=== EXTRACTED DATA ===

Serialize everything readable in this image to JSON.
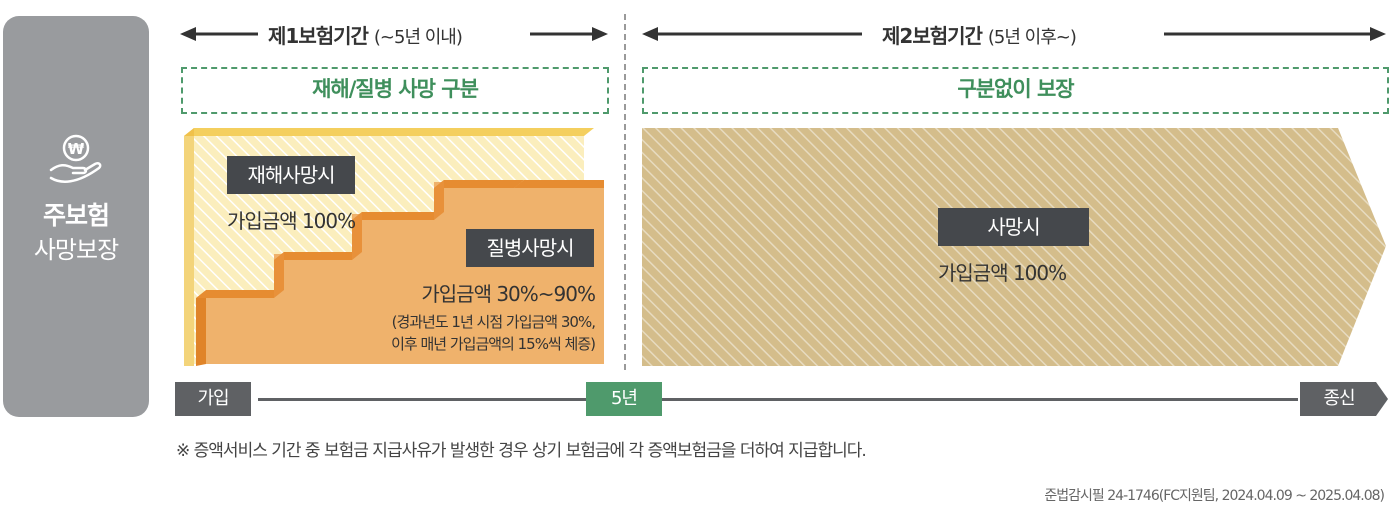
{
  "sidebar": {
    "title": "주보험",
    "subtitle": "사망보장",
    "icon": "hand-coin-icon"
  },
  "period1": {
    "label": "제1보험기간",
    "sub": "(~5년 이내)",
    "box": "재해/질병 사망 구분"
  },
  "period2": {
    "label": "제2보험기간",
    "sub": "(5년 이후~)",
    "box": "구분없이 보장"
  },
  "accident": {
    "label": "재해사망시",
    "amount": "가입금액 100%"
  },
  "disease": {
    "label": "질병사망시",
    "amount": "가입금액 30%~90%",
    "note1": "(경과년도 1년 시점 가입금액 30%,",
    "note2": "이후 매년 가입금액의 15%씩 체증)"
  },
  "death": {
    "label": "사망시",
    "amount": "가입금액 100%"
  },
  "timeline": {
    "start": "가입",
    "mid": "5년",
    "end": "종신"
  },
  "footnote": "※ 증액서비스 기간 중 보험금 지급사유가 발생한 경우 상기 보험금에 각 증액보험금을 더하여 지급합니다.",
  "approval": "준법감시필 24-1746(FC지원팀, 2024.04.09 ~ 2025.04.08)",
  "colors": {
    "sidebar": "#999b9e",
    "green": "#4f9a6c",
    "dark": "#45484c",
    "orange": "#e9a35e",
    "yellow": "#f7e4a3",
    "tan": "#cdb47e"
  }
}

===
=== EXTRACTED DATA ===

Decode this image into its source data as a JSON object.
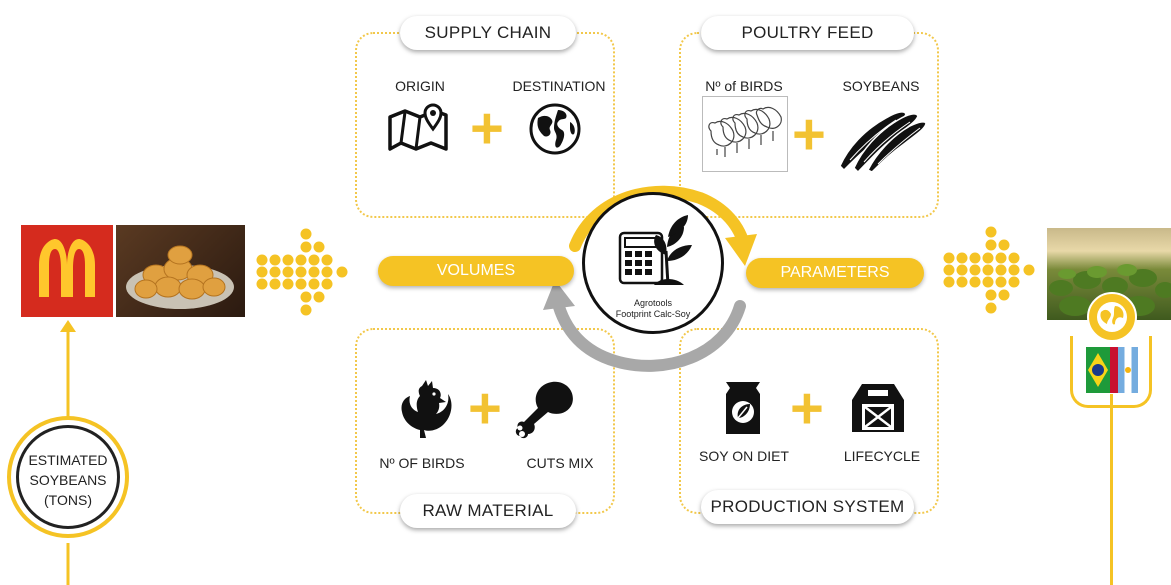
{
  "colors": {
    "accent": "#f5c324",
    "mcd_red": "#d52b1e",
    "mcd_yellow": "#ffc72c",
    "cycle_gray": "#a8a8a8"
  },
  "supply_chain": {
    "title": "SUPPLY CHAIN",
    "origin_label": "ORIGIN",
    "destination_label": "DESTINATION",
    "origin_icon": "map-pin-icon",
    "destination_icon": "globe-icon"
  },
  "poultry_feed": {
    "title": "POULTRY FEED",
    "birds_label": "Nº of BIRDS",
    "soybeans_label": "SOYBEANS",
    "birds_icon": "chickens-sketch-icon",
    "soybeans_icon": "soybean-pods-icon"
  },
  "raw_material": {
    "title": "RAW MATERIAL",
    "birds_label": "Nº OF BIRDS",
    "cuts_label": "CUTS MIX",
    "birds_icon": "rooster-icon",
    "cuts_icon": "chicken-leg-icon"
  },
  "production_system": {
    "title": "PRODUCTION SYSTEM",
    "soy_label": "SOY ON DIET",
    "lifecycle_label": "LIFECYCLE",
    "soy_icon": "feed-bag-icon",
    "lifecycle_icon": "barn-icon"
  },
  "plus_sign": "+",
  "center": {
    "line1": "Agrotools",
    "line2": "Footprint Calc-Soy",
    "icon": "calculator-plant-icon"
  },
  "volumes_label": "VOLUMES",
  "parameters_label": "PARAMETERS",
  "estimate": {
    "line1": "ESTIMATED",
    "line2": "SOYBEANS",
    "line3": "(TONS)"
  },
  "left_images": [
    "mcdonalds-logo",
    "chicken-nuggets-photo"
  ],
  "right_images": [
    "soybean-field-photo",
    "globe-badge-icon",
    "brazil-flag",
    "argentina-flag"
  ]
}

===

For each line of the listing that holds the word "this", show that line.

Serialize everything readable in this image to JSON.
Decode this image into its source data as a JSON object.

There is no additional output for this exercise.